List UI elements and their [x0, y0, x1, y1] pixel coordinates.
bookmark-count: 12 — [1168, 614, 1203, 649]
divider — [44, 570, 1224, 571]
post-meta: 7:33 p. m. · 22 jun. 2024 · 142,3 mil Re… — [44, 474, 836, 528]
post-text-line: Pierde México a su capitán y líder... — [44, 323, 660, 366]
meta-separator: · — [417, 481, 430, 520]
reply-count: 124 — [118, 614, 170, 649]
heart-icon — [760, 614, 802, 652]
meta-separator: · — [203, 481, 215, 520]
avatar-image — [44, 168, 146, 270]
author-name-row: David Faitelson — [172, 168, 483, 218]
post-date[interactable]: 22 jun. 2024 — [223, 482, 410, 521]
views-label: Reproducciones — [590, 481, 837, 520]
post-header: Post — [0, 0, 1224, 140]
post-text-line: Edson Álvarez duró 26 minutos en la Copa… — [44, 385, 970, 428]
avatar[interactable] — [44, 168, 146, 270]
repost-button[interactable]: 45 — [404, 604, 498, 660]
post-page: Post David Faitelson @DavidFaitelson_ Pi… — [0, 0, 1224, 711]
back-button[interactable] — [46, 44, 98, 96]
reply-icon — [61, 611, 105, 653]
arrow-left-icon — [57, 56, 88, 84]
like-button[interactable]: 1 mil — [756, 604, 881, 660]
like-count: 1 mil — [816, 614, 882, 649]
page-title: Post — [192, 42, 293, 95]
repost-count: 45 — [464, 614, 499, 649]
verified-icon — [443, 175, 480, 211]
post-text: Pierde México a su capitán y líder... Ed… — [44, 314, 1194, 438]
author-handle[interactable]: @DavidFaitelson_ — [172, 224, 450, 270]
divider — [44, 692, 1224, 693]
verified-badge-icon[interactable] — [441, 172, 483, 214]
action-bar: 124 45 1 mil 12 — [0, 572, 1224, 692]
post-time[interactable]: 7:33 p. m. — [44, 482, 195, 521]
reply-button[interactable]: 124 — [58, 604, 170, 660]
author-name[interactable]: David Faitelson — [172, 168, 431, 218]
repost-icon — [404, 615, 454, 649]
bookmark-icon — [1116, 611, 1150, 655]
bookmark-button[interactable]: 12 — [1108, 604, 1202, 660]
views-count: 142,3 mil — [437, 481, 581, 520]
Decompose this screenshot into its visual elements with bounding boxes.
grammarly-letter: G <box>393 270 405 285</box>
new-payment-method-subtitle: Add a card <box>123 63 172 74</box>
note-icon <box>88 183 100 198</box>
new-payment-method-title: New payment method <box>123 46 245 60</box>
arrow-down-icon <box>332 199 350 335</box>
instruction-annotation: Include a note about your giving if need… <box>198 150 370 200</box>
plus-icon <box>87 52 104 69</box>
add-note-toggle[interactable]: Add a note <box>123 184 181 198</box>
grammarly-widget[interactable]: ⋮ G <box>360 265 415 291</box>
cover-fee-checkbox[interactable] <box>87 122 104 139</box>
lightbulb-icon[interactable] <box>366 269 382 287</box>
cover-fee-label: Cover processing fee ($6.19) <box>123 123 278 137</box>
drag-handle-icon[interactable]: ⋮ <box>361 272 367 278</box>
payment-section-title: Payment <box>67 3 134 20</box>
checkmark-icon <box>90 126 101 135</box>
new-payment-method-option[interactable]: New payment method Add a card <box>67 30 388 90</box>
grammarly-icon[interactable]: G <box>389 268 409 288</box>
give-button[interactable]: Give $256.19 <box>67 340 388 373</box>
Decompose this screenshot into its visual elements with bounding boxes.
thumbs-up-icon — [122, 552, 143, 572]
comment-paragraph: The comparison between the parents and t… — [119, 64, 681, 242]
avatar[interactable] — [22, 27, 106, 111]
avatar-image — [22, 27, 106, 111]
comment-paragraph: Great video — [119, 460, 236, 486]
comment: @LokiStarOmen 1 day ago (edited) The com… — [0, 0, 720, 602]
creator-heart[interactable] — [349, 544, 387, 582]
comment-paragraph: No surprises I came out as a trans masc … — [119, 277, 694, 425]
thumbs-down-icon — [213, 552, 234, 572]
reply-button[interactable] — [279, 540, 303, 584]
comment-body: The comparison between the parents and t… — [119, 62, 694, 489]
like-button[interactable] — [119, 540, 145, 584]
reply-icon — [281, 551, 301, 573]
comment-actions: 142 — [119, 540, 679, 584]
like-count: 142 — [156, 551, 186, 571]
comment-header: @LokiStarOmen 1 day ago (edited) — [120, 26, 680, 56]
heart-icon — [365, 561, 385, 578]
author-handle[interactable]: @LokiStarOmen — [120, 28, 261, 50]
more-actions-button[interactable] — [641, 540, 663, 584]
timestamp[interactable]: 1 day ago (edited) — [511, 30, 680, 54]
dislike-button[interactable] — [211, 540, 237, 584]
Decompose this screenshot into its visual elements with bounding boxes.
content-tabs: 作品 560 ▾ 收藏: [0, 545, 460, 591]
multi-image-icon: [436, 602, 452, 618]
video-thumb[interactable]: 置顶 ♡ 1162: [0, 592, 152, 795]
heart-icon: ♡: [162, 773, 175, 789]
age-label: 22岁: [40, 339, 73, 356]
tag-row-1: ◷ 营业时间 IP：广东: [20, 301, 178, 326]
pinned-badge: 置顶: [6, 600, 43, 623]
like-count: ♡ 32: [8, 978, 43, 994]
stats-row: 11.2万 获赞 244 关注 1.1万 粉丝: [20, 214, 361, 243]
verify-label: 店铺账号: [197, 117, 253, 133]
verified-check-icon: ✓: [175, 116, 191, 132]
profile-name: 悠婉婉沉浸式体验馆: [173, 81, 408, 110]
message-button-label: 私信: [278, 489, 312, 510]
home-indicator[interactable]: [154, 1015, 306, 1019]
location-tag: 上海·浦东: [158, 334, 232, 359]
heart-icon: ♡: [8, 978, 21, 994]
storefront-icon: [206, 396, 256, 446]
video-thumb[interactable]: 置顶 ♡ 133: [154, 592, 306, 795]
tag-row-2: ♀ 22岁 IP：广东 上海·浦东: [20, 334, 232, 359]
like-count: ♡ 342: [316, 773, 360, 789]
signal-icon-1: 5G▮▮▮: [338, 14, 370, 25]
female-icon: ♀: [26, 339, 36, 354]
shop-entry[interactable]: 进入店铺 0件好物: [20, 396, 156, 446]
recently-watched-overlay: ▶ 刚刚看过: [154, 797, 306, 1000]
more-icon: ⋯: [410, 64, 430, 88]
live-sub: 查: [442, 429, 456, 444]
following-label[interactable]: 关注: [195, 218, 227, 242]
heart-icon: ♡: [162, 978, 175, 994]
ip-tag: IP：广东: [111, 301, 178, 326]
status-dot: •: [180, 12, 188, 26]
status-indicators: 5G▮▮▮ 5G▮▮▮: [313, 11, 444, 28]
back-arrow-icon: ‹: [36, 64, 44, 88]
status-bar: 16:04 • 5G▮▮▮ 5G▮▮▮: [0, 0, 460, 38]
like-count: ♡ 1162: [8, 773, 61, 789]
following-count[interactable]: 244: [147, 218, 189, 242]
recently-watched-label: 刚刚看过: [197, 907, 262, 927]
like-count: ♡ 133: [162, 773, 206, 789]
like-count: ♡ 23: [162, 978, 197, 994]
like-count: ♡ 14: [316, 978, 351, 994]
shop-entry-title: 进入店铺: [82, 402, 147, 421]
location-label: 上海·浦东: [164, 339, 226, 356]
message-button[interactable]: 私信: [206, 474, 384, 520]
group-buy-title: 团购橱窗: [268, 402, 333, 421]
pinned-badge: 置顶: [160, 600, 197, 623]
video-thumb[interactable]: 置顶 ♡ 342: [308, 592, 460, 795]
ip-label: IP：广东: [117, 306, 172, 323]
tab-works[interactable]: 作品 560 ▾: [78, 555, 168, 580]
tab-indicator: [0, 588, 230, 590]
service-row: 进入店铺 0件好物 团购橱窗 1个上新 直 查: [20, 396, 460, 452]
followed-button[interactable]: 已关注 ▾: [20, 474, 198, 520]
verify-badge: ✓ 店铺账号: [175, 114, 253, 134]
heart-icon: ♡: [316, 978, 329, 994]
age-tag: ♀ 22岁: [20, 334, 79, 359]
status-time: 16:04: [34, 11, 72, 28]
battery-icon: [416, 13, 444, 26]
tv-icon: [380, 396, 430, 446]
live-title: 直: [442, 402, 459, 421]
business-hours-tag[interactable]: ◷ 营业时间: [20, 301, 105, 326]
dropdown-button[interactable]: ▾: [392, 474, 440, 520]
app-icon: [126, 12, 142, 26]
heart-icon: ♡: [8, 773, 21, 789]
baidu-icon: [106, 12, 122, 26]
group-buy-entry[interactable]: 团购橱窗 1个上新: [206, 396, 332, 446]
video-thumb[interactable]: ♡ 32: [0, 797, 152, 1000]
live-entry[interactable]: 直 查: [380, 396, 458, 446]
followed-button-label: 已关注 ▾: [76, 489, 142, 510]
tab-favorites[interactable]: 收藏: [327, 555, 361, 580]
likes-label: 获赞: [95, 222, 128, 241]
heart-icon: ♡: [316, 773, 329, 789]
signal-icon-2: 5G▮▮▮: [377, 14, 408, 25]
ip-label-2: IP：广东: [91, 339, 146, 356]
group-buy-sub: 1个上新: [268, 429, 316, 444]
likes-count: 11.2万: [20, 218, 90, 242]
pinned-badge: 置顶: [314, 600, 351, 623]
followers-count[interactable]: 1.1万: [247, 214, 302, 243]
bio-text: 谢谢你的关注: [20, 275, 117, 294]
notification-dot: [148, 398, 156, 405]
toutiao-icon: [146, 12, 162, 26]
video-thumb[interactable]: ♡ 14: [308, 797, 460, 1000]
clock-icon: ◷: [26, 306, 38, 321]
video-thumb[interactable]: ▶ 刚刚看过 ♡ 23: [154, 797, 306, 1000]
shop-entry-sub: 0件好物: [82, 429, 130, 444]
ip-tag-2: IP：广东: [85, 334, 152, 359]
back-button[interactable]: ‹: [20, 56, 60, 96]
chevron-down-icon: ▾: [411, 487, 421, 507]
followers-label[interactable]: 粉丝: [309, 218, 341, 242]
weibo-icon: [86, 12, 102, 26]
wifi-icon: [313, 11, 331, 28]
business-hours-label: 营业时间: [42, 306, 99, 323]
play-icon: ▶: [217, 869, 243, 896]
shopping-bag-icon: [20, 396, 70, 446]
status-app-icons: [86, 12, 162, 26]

* * * *

Required work → Repeat the data word for word, starting with its very first line and stopping after the line that contains "repost-icon — [404, 615, 454, 649]".

Completed task →
List UI elements and their [x0, y0, x1, y1] pixel coordinates.
bookmark-count: 12 — [1168, 614, 1203, 649]
divider — [44, 570, 1224, 571]
post-meta: 7:33 p. m. · 22 jun. 2024 · 142,3 mil Re… — [44, 474, 836, 528]
post-text-line: Pierde México a su capitán y líder... — [44, 323, 660, 366]
meta-separator: · — [417, 481, 430, 520]
reply-count: 124 — [118, 614, 170, 649]
heart-icon — [760, 614, 802, 652]
meta-separator: · — [203, 481, 215, 520]
avatar-image — [44, 168, 146, 270]
author-name-row: David Faitelson — [172, 168, 483, 218]
post-date[interactable]: 22 jun. 2024 — [223, 482, 410, 521]
views-label: Reproducciones — [590, 481, 837, 520]
post-header: Post — [0, 0, 1224, 140]
post-text-line: Edson Álvarez duró 26 minutos en la Copa… — [44, 385, 970, 428]
avatar[interactable] — [44, 168, 146, 270]
repost-button[interactable]: 45 — [404, 604, 498, 660]
post-page: Post David Faitelson @DavidFaitelson_ Pi… — [0, 0, 1224, 711]
back-button[interactable] — [46, 44, 98, 96]
reply-icon — [61, 611, 105, 653]
arrow-left-icon — [57, 56, 88, 84]
like-button[interactable]: 1 mil — [756, 604, 881, 660]
like-count: 1 mil — [816, 614, 882, 649]
page-title: Post — [192, 42, 293, 95]
repost-count: 45 — [464, 614, 499, 649]
verified-icon — [443, 175, 480, 211]
post-text: Pierde México a su capitán y líder... Ed… — [44, 314, 1194, 438]
author-handle[interactable]: @DavidFaitelson_ — [172, 224, 450, 270]
divider — [44, 692, 1224, 693]
verified-badge-icon[interactable] — [441, 172, 483, 214]
action-bar: 124 45 1 mil 12 — [0, 572, 1224, 692]
post-time[interactable]: 7:33 p. m. — [44, 482, 195, 521]
reply-button[interactable]: 124 — [58, 604, 170, 660]
author-name[interactable]: David Faitelson — [172, 168, 431, 218]
repost-icon — [404, 615, 454, 649]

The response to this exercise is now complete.